- **Exercise goal**
Go through the entries and tally the lines containing the word "pairs". Only the total is wanted.

- **Entries shown**
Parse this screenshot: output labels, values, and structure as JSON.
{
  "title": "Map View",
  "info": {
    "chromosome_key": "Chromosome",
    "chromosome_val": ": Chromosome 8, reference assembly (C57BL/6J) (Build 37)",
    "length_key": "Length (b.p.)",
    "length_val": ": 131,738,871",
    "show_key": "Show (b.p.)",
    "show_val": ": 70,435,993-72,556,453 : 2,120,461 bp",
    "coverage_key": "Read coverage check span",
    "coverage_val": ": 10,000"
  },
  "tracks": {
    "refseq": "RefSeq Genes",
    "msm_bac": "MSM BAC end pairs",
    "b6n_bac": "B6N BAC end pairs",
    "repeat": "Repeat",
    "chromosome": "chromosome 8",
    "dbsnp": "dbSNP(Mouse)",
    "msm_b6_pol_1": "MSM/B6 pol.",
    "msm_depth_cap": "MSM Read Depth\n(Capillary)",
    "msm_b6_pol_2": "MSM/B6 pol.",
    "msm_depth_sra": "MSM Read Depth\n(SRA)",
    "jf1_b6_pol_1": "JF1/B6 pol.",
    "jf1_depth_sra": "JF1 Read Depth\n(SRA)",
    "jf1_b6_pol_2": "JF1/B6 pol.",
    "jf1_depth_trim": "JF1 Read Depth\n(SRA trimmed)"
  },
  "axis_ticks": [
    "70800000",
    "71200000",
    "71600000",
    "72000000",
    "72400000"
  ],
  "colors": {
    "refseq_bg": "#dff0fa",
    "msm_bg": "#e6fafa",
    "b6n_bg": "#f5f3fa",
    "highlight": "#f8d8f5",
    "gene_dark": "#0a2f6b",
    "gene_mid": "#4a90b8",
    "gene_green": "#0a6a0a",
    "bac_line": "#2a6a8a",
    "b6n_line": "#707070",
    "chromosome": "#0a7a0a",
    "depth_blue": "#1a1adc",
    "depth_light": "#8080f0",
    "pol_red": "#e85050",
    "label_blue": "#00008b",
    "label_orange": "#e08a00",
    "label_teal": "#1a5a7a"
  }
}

- **Response to this exercise**
2